# Predapro troll weight



## SLB (Jul 8, 2010)

Has anyone tried them? these things look amazing, just bought one, but have not swam it yet. Be good to hear from someone who has
http://www.predapro.com/


----------



## koich (Jul 25, 2007)

I have never done that style of fishing before, but wow, that thing looks neat.


----------



## DennisT (Jan 2, 2012)

I have two - a big and small .

Courtesy of Safa - he has more success with his though .

Bait swims great with them ...


----------



## Bigdyl (Feb 13, 2012)

Where do u get them from Dennis? they look pretty good


----------



## DennisT (Jan 2, 2012)

Clive bought a few online - took a few months to get here though ...


----------



## killer (Dec 22, 2010)

Just another thing to spend your hard earned on sheeeeee!

Killer.


----------



## paulo (Nov 1, 2007)

Thanks for the post. I grabbed a couple. They look the goods and not too pricey. Anyone selling them in Aus I wonder?


----------



## Safa (Aug 4, 2006)

Cant get them here as far as I know ,I'm expecting the new modified ones shortly as I had a discussion with Clayton from predapro on some changes I think would be a good idea and they will now be made in chrome as far as I know,ill keep you updated.
They the best bait swimmer I've used due to the fact it does not matter how fast or slow you paddle you always know your bait will swim well ,there are no belly blow outs,in saying that i have only caught about 4 fish on them but then again I was getting nothing much to talk about on any rig.


----------



## Safa (Aug 4, 2006)

Chris I've had them a couple of months now but fishing has been slow for the Pelagius so I have not given them a true test.


----------



## dru (Dec 13, 2008)

That looks great!


----------



## SLB (Jul 8, 2010)

yeah i think they are the best chin weights i've seen so far, i agree on the colour change though. but if u want them you can get them on ebay and they only take 2 weeks max to get here, just ordered the larger size and can't wait for the bigger model coming out in august clayton said. should be good on the super clear days for the more natural no skirt approach.

here is the ebay link http://www.ebay.com.au/itm/NEW-Predapro ... bfc&_uhb=1

i think they are cheap for what the are.


----------



## ryan (May 30, 2012)

Just wondering if anyone found a cheaper way to get these the price is ok for the item but 20 buxs for postage on top of 20 bucks for the lure is alot makes them nearly 40 bucks a pop id like to try the smaller sized ones


----------



## paulo (Nov 1, 2007)

I have trolled them a few times without success. More to do with where I was than the lure. They make a dead bait swim beautifully with very little rigging skill.

> What you need to do:
[A] Using the forum thread on Predapro troll weights, decide whether each statement agrees with it. Answer yes or no for each, and quote the words that decide it: (i) DennisT owns two of the weights; (ii) Safa has caught many fish on them; (iii) SLB says eBay orders take about two months to arrive.
[B] Summarize the forum thread on Predapro troll weights in two sentences.
[C] Pick up the forum thread on Predapro troll weights after its last post and continue it.
The listing that comes next is from a different source.

> Given information:
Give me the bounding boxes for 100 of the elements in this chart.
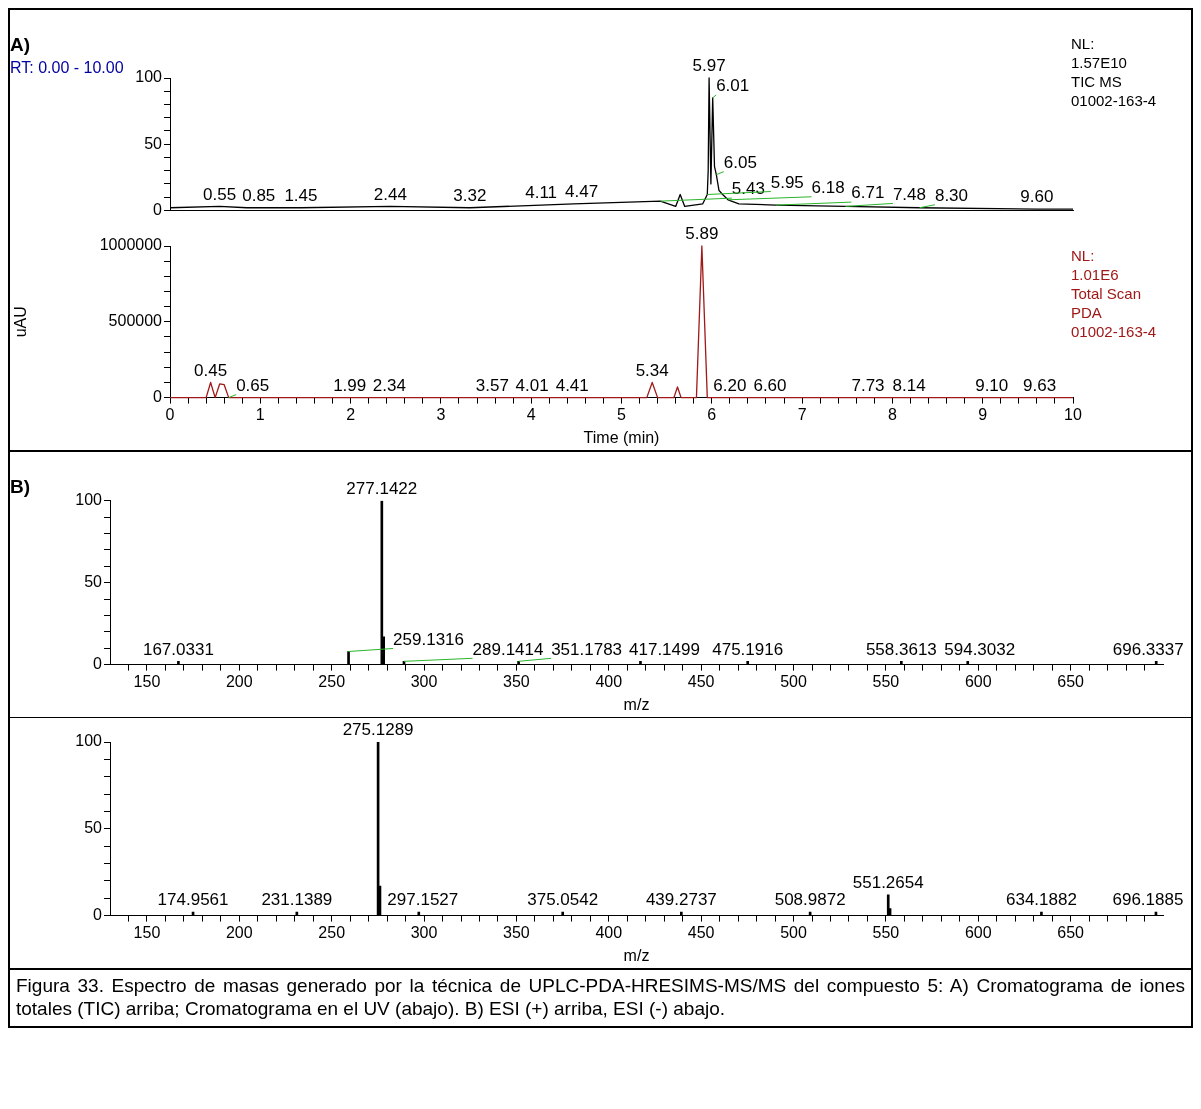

> Written answers:
[A]
(i) Yes: "I have two - a big and small"
(ii) No: "i have only caught about 4 fish on them"
(iii) No: "they only take 2 weeks max to get here"

[B] Forum members discuss Predapro troll weights, which several have bought and which are praised for making baits swim well no matter how fast or slow one paddles. The weights can be ordered online or through eBay, though one member finds the postage costly, and those who have trolled them report few catches so far.

[C]
----------



## Marty75 (Oct 23, 2007)

Are these similar http://www.downriggershop.com.au/head-start-trolling-rigs.html

$55 for 4 rigs.

Marty


----------



## brolans (Aug 9, 2012)

I just got one myself and boy oh boy does it make a slimey swim well!!


----------



## matheolo (Jul 26, 2011)

it needs 4-5 knot speed to work well. Easy for a motor boat, not for a kayak


----------



## paulo (Nov 1, 2007)

brolans said:


> I just got one myself and boy oh boy does it make a slimey swim well!!


x2. Seems to wiggle just fine at yak speed but does go off even more when sailing.


----------



## SLB (Jul 8, 2010)

matheolo said:


> it needs 4-5 knot speed to work well. Easy for a motor boat, not for a kayak


been swimming these for awhile now and swim fine in a kayak


----------



## DennisT (Jan 2, 2012)

SLB said:


> matheolo said:
> 
> 
> > it needs 4-5 knot speed to work well. Easy for a motor boat, not for a kayak
> ...


Ditto


----------



## Paulos (Nov 7, 2012)

Haven't done too much trolling of dead baits but what's the advantage of this over slow trolling a livey? Is it purely that you are time poor or cant be bothered jigging up a few yakkas and slimeys and then managing them? I can understand if you don't have a decent bait reef near you, but a lot of you guys are fishing around Palmy etc where there are a few spots to jig them up.


----------



## kayakone (Dec 7, 2010)

matheolo said:


> it needs 4-5 knot speed to work well. Easy for a motor boat, not for a kayak


Hi Matheolo
We haven't heard from you for quite a while. Are you still catching big tailor, blue fish or shad (can't remember what you call them in Italy)?


----------



## Squidley (May 8, 2010)

Is that a hole for attaching the line/wire to the hook just behind the sinker?

I like the look of this, I was looking at getting some Head Starts but these seem they might be lighter and better suited to kayak trolling speeds.


----------



## Squidley (May 8, 2010)

salticrak said:


> I reckon i will stick to copperwire and a barrel sinker for now, unless you bastards start hooking heaps on this here exxy rig. I bet Nick uses them.


Copper wire with a barrel sinker on it and the two ends shoved up through the bottom middle of the head?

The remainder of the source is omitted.